- _Written problem_
Working from the line that contains "Read this page and output its text content." down to the last line below, repeat each line exactly.
════════
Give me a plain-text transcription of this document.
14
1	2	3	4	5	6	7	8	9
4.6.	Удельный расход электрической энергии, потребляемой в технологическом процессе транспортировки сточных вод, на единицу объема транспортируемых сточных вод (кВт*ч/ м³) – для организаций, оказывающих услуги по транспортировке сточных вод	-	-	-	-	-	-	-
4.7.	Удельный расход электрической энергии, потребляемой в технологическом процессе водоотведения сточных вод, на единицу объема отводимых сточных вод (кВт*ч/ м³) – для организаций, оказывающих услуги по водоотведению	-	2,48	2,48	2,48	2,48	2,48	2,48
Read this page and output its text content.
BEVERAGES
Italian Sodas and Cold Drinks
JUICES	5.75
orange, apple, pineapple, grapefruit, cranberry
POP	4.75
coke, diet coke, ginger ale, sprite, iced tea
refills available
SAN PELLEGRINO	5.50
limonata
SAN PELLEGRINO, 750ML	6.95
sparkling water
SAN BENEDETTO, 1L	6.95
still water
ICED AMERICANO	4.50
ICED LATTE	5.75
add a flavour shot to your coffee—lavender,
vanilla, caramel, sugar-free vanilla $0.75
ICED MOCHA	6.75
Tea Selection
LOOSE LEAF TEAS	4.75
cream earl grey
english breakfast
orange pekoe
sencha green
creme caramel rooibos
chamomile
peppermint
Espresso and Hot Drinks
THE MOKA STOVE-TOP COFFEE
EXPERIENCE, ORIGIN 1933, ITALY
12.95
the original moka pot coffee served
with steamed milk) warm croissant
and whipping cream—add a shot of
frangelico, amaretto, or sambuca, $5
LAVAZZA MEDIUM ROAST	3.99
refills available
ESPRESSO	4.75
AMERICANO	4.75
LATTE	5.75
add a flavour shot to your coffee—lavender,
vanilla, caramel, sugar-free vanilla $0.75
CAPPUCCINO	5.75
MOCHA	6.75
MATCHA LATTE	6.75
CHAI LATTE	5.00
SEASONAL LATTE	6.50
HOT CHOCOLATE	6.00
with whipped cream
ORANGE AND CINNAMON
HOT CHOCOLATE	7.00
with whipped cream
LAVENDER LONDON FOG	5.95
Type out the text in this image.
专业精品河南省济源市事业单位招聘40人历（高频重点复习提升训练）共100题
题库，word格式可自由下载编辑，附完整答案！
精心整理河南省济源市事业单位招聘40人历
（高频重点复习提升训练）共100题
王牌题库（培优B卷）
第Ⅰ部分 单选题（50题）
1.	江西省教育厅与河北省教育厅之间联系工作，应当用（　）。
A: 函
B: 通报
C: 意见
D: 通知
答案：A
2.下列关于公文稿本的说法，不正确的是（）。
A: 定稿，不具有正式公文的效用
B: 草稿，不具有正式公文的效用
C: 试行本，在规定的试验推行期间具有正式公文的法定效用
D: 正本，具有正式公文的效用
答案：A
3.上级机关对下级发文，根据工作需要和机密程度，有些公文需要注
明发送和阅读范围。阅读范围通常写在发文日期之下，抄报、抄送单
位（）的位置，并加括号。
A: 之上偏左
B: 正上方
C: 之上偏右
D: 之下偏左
════════
- _Task answer_
Read this page and output its text content.
BEVERAGES
Italian Sodas and Cold Drinks
JUICES	5.75
orange, apple, pineapple, grapefruit, cranberry
POP	4.75
coke, diet coke, ginger ale, sprite, iced tea
refills available
SAN PELLEGRINO	5.50
limonata
SAN PELLEGRINO, 750ML	6.95
sparkling water
SAN BENEDETTO, 1L	6.95
still water
ICED AMERICANO	4.50
ICED LATTE	5.75
add a flavour shot to your coffee—lavender,
vanilla, caramel, sugar-free vanilla $0.75
ICED MOCHA	6.75
Tea Selection
LOOSE LEAF TEAS	4.75
cream earl grey
english breakfast
orange pekoe
sencha green
creme caramel rooibos
chamomile
peppermint
Espresso and Hot Drinks
THE MOKA STOVE-TOP COFFEE
EXPERIENCE, ORIGIN 1933, ITALY
12.95
the original moka pot coffee served
with steamed milk) warm croissant
and whipping cream—add a shot of
frangelico, amaretto, or sambuca, $5
LAVAZZA MEDIUM ROAST	3.99
refills available
ESPRESSO	4.75
AMERICANO	4.75
LATTE	5.75
add a flavour shot to your coffee—lavender,
vanilla, caramel, sugar-free vanilla $0.75
CAPPUCCINO	5.75
MOCHA	6.75
MATCHA LATTE	6.75
CHAI LATTE	5.00
SEASONAL LATTE	6.50
HOT CHOCOLATE	6.00
with whipped cream
ORANGE AND CINNAMON
HOT CHOCOLATE	7.00
with whipped cream
LAVENDER LONDON FOG	5.95
Type out the text in this image.
专业精品河南省济源市事业单位招聘40人历（高频重点复习提升训练）共100题
题库，word格式可自由下载编辑，附完整答案！
精心整理河南省济源市事业单位招聘40人历
（高频重点复习提升训练）共100题
王牌题库（培优B卷）
第Ⅰ部分 单选题（50题）
1.	江西省教育厅与河北省教育厅之间联系工作，应当用（　）。
A: 函
B: 通报
C: 意见
D: 通知
答案：A
2.下列关于公文稿本的说法，不正确的是（）。
A: 定稿，不具有正式公文的效用
B: 草稿，不具有正式公文的效用
C: 试行本，在规定的试验推行期间具有正式公文的法定效用
D: 正本，具有正式公文的效用
答案：A
3.上级机关对下级发文，根据工作需要和机密程度，有些公文需要注
明发送和阅读范围。阅读范围通常写在发文日期之下，抄报、抄送单
位（）的位置，并加括号。
A: 之上偏左
B: 正上方
C: 之上偏右
D: 之下偏左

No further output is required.